■ Exercise task
The records below must be written out exactly, with every picture left behind.

■ Given data
· · · ·
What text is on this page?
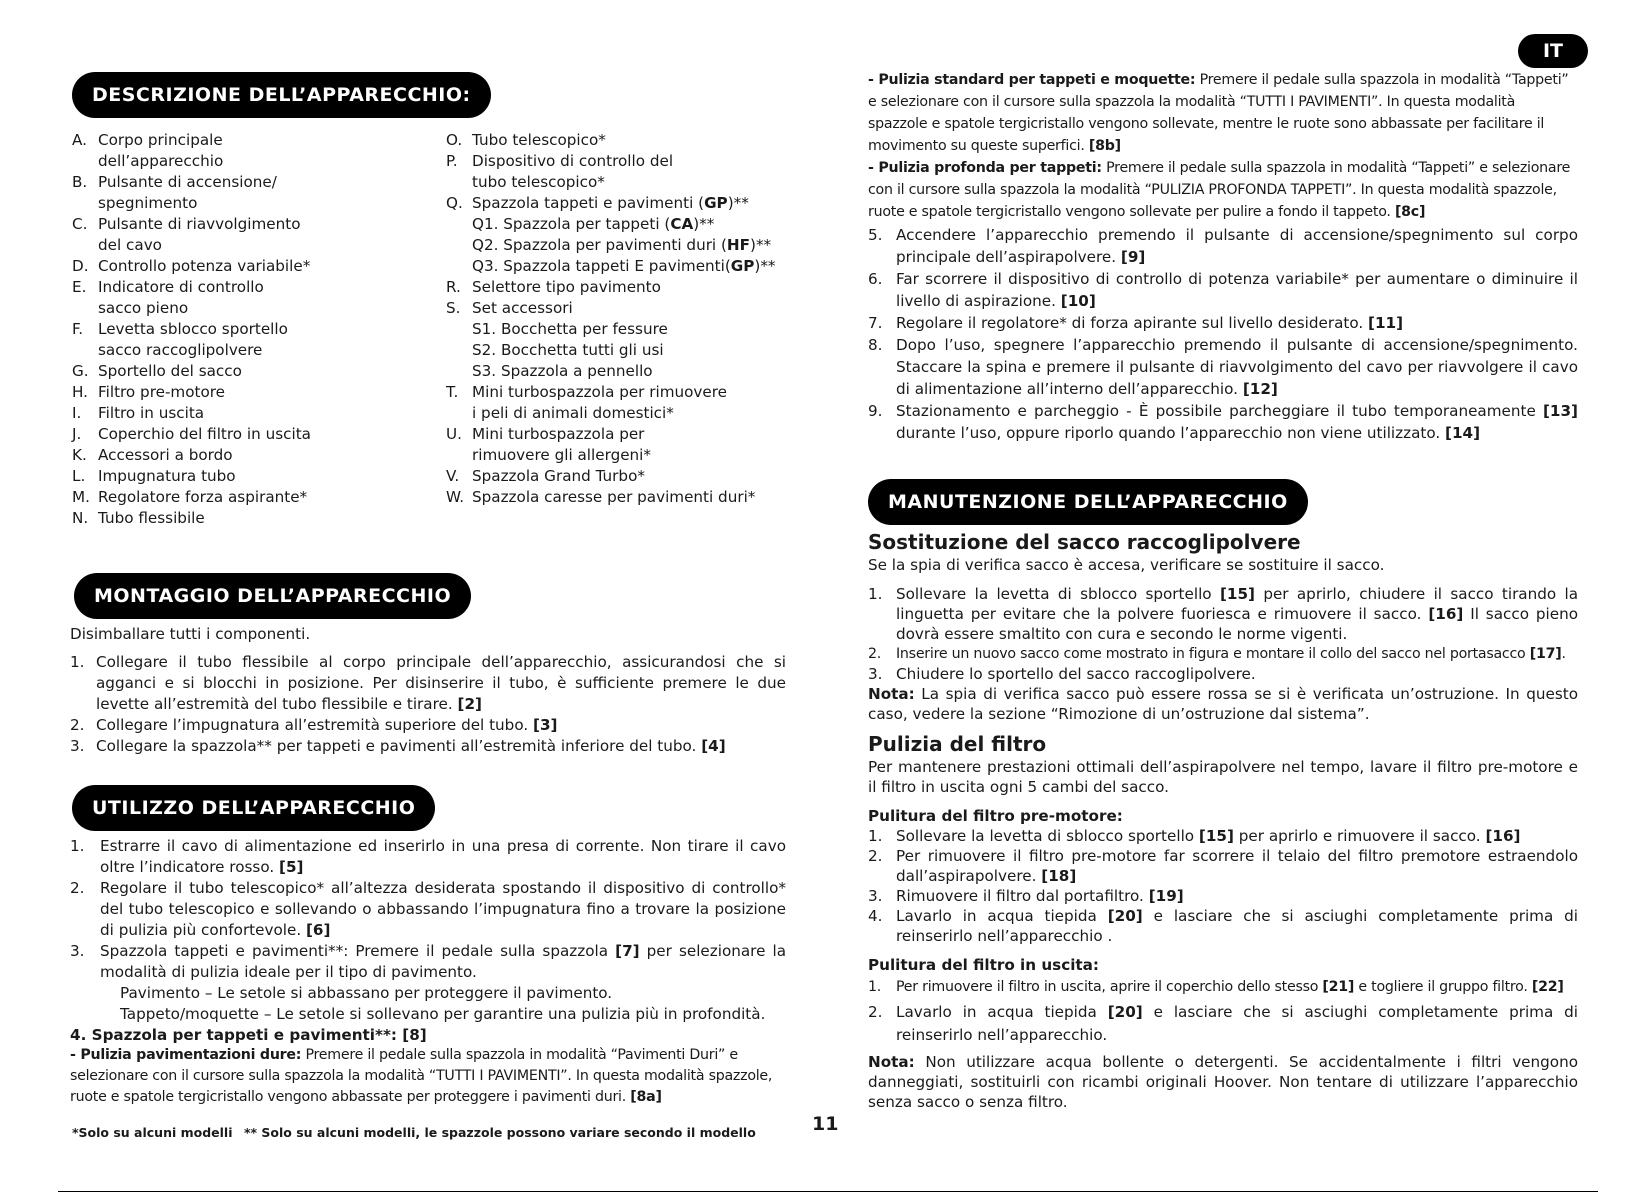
IT
DESCRIZIONE DELL’APPARECCHIO:
A. Corpo principale
dell’apparecchio
B. Pulsante di accensione/
spegnimento
C. Pulsante di riavvolgimento
del cavo
D. Controllo potenza variabile*
E. Indicatore di controllo
sacco pieno
F. Levetta sblocco sportello
sacco raccoglipolvere
G. Sportello del sacco
H. Filtro pre-motore
I.	Filtro in uscita
J.	Coperchio del filtro in uscita
K. Accessori a bordo
L. Impugnatura tubo
M. Regolatore forza aspirante*
N. Tubo flessibile
O. Tubo telescopico*
P. Dispositivo di controllo del
tubo telescopico*
Q. Spazzola tappeti e pavimenti (GP)**
Q1. Spazzola per tappeti (CA)**
Q2. Spazzola per pavimenti duri (HF)**
Q3. Spazzola tappeti E pavimenti(GP)**
R. Selettore tipo pavimento
S. Set accessori
S1. Bocchetta per fessure
S2. Bocchetta tutti gli usi
S3. Spazzola a pennello
T. Mini turbospazzola per rimuovere
i peli di animali domestici*
U. Mini turbospazzola per
rimuovere gli allergeni*
V. Spazzola Grand Turbo*
W. Spazzola caresse per pavimenti duri*
MONTAGGIO DELL’APPARECCHIO
Disimballare tutti i componenti.
1. Collegare il tubo flessibile al corpo principale dell’apparecchio, assicurandosi che si agganci e si blocchi in posizione. Per disinserire il tubo, è sufficiente premere le due levette all’estremità del tubo flessibile e tirare. [2]
2. Collegare l’impugnatura all’estremità superiore del tubo. [3]
3. Collegare la spazzola** per tappeti e pavimenti all’estremità inferiore del tubo. [4]
UTILIZZO DELL’APPARECCHIO
1.	Estrarre il cavo di alimentazione ed inserirlo in una presa di corrente. Non tirare il cavo oltre l’indicatore rosso. [5]
2.	Regolare il tubo telescopico* all’altezza desiderata spostando il dispositivo di controllo* del tubo telescopico e sollevando o abbassando l’impugnatura fino a trovare la posizione di pulizia più confortevole. [6]
3.	Spazzola tappeti e pavimenti**: Premere il pedale sulla spazzola [7] per selezionare la modalità di pulizia ideale per il tipo di pavimento.
Pavimento – Le setole si abbassano per proteggere il pavimento.
Tappeto/moquette – Le setole si sollevano per garantire una pulizia più in profondità.
4. Spazzola per tappeti e pavimenti**: [8]
- Pulizia pavimentazioni dure: Premere il pedale sulla spazzola in modalità “Pavimenti Duri” e
selezionare con il cursore sulla spazzola la modalità “TUTTI I PAVIMENTI”. In questa modalità spazzole,
ruote e spatole tergicristallo vengono abbassate per proteggere i pavimenti duri. [8a]
*Solo su alcuni modelli ** Solo su alcuni modelli, le spazzole possono variare secondo il modello	11
- Pulizia standard per tappeti e moquette: Premere il pedale sulla spazzola in modalità “Tappeti”
e selezionare con il cursore sulla spazzola la modalità “TUTTI I PAVIMENTI”. In questa modalità
spazzole e spatole tergicristallo vengono sollevate, mentre le ruote sono abbassate per facilitare il
movimento su queste superfici. [8b]
- Pulizia profonda per tappeti: Premere il pedale sulla spazzola in modalità “Tappeti” e selezionare
con il cursore sulla spazzola la modalità “PULIZIA PROFONDA TAPPETI”. In questa modalità spazzole,
ruote e spatole tergicristallo vengono sollevate per pulire a fondo il tappeto. [8c]
5. Accendere l’apparecchio premendo il pulsante di accensione/spegnimento sul corpo principale dell’aspirapolvere. [9]
6. Far scorrere il dispositivo di controllo di potenza variabile* per aumentare o diminuire il livello di aspirazione. [10]
7. Regolare il regolatore* di forza apirante sul livello desiderato. [11]
8. Dopo l’uso, spegnere l’apparecchio premendo il pulsante di accensione/spegnimento. Staccare la spina e premere il pulsante di riavvolgimento del cavo per riavvolgere il cavo di alimentazione all’interno dell’apparecchio. [12]
9. Stazionamento e parcheggio - È possibile parcheggiare il tubo temporaneamente [13] durante l’uso, oppure riporlo quando l’apparecchio non viene utilizzato. [14]
MANUTENZIONE DELL’APPARECCHIO
Sostituzione del sacco raccoglipolvere
Se la spia di verifica sacco è accesa, verificare se sostituire il sacco.
1. Sollevare la levetta di sblocco sportello [15] per aprirlo, chiudere il sacco tirando la linguetta per evitare che la polvere fuoriesca e rimuovere il sacco. [16] Il sacco pieno dovrà essere smaltito con cura e secondo le norme vigenti.
2.	Inserire un nuovo sacco come mostrato in figura e montare il collo del sacco nel portasacco [17].
3. Chiudere lo sportello del sacco raccoglipolvere.
Nota: La spia di verifica sacco può essere rossa se si è verificata un’ostruzione. In questo caso, vedere la sezione “Rimozione di un’ostruzione dal sistema”.
Pulizia del filtro
Per mantenere prestazioni ottimali dell’aspirapolvere nel tempo, lavare il filtro pre-motore e il filtro in uscita ogni 5 cambi del sacco.
Pulitura del filtro pre-motore:
1. Sollevare la levetta di sblocco sportello [15] per aprirlo e rimuovere il sacco. [16]
2. Per rimuovere il filtro pre-motore far scorrere il telaio del filtro premotore estraendolo dall’aspirapolvere. [18]
3. Rimuovere il filtro dal portafiltro. [19]
4. Lavarlo in acqua tiepida [20] e lasciare che si asciughi completamente prima di reinserirlo nell’apparecchio .
Pulitura del filtro in uscita:
1.	Per rimuovere il filtro in uscita, aprire il coperchio dello stesso [21] e togliere il gruppo filtro. [22]
2. Lavarlo in acqua tiepida [20] e lasciare che si asciughi completamente prima di reinserirlo nell’apparecchio.
Nota: Non utilizzare acqua bollente o detergenti. Se accidentalmente i filtri vengono danneggiati, sostituirli con ricambi originali Hoover. Non tentare di utilizzare l’apparecchio senza sacco o senza filtro.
· · · ·
■ Expected answer
What text is on this page?
IT
DESCRIZIONE DELL’APPARECCHIO:
A. Corpo principale
dell’apparecchio
B. Pulsante di accensione/
spegnimento
C. Pulsante di riavvolgimento
del cavo
D. Controllo potenza variabile*
E. Indicatore di controllo
sacco pieno
F. Levetta sblocco sportello
sacco raccoglipolvere
G. Sportello del sacco
H. Filtro pre-motore
I.	Filtro in uscita
J.	Coperchio del filtro in uscita
K. Accessori a bordo
L. Impugnatura tubo
M. Regolatore forza aspirante*
N. Tubo flessibile
O. Tubo telescopico*
P. Dispositivo di controllo del
tubo telescopico*
Q. Spazzola tappeti e pavimenti (GP)**
Q1. Spazzola per tappeti (CA)**
Q2. Spazzola per pavimenti duri (HF)**
Q3. Spazzola tappeti E pavimenti(GP)**
R. Selettore tipo pavimento
S. Set accessori
S1. Bocchetta per fessure
S2. Bocchetta tutti gli usi
S3. Spazzola a pennello
T. Mini turbospazzola per rimuovere
i peli di animali domestici*
U. Mini turbospazzola per
rimuovere gli allergeni*
V. Spazzola Grand Turbo*
W. Spazzola caresse per pavimenti duri*
MONTAGGIO DELL’APPARECCHIO
Disimballare tutti i componenti.
1. Collegare il tubo flessibile al corpo principale dell’apparecchio, assicurandosi che si agganci e si blocchi in posizione. Per disinserire il tubo, è sufficiente premere le due levette all’estremità del tubo flessibile e tirare. [2]
2. Collegare l’impugnatura all’estremità superiore del tubo. [3]
3. Collegare la spazzola** per tappeti e pavimenti all’estremità inferiore del tubo. [4]
UTILIZZO DELL’APPARECCHIO
1.	Estrarre il cavo di alimentazione ed inserirlo in una presa di corrente. Non tirare il cavo oltre l’indicatore rosso. [5]
2.	Regolare il tubo telescopico* all’altezza desiderata spostando il dispositivo di controllo* del tubo telescopico e sollevando o abbassando l’impugnatura fino a trovare la posizione di pulizia più confortevole. [6]
3.	Spazzola tappeti e pavimenti**: Premere il pedale sulla spazzola [7] per selezionare la modalità di pulizia ideale per il tipo di pavimento.
Pavimento – Le setole si abbassano per proteggere il pavimento.
Tappeto/moquette – Le setole si sollevano per garantire una pulizia più in profondità.
4. Spazzola per tappeti e pavimenti**: [8]
- Pulizia pavimentazioni dure: Premere il pedale sulla spazzola in modalità “Pavimenti Duri” e
selezionare con il cursore sulla spazzola la modalità “TUTTI I PAVIMENTI”. In questa modalità spazzole,
ruote e spatole tergicristallo vengono abbassate per proteggere i pavimenti duri. [8a]
*Solo su alcuni modelli ** Solo su alcuni modelli, le spazzole possono variare secondo il modello	11
- Pulizia standard per tappeti e moquette: Premere il pedale sulla spazzola in modalità “Tappeti”
e selezionare con il cursore sulla spazzola la modalità “TUTTI I PAVIMENTI”. In questa modalità
spazzole e spatole tergicristallo vengono sollevate, mentre le ruote sono abbassate per facilitare il
movimento su queste superfici. [8b]
- Pulizia profonda per tappeti: Premere il pedale sulla spazzola in modalità “Tappeti” e selezionare
con il cursore sulla spazzola la modalità “PULIZIA PROFONDA TAPPETI”. In questa modalità spazzole,
ruote e spatole tergicristallo vengono sollevate per pulire a fondo il tappeto. [8c]
5. Accendere l’apparecchio premendo il pulsante di accensione/spegnimento sul corpo principale dell’aspirapolvere. [9]
6. Far scorrere il dispositivo di controllo di potenza variabile* per aumentare o diminuire il livello di aspirazione. [10]
7. Regolare il regolatore* di forza apirante sul livello desiderato. [11]
8. Dopo l’uso, spegnere l’apparecchio premendo il pulsante di accensione/spegnimento. Staccare la spina e premere il pulsante di riavvolgimento del cavo per riavvolgere il cavo di alimentazione all’interno dell’apparecchio. [12]
9. Stazionamento e parcheggio - È possibile parcheggiare il tubo temporaneamente [13] durante l’uso, oppure riporlo quando l’apparecchio non viene utilizzato. [14]
MANUTENZIONE DELL’APPARECCHIO
Sostituzione del sacco raccoglipolvere
Se la spia di verifica sacco è accesa, verificare se sostituire il sacco.
1. Sollevare la levetta di sblocco sportello [15] per aprirlo, chiudere il sacco tirando la linguetta per evitare che la polvere fuoriesca e rimuovere il sacco. [16] Il sacco pieno dovrà essere smaltito con cura e secondo le norme vigenti.
2.	Inserire un nuovo sacco come mostrato in figura e montare il collo del sacco nel portasacco [17].
3. Chiudere lo sportello del sacco raccoglipolvere.
Nota: La spia di verifica sacco può essere rossa se si è verificata un’ostruzione. In questo caso, vedere la sezione “Rimozione di un’ostruzione dal sistema”.
Pulizia del filtro
Per mantenere prestazioni ottimali dell’aspirapolvere nel tempo, lavare il filtro pre-motore e il filtro in uscita ogni 5 cambi del sacco.
Pulitura del filtro pre-motore:
1. Sollevare la levetta di sblocco sportello [15] per aprirlo e rimuovere il sacco. [16]
2. Per rimuovere il filtro pre-motore far scorrere il telaio del filtro premotore estraendolo dall’aspirapolvere. [18]
3. Rimuovere il filtro dal portafiltro. [19]
4. Lavarlo in acqua tiepida [20] e lasciare che si asciughi completamente prima di reinserirlo nell’apparecchio .
Pulitura del filtro in uscita:
1.	Per rimuovere il filtro in uscita, aprire il coperchio dello stesso [21] e togliere il gruppo filtro. [22]
2. Lavarlo in acqua tiepida [20] e lasciare che si asciughi completamente prima di reinserirlo nell’apparecchio.
Nota: Non utilizzare acqua bollente o detergenti. Se accidentalmente i filtri vengono danneggiati, sostituirli con ricambi originali Hoover. Non tentare di utilizzare l’apparecchio senza sacco o senza filtro.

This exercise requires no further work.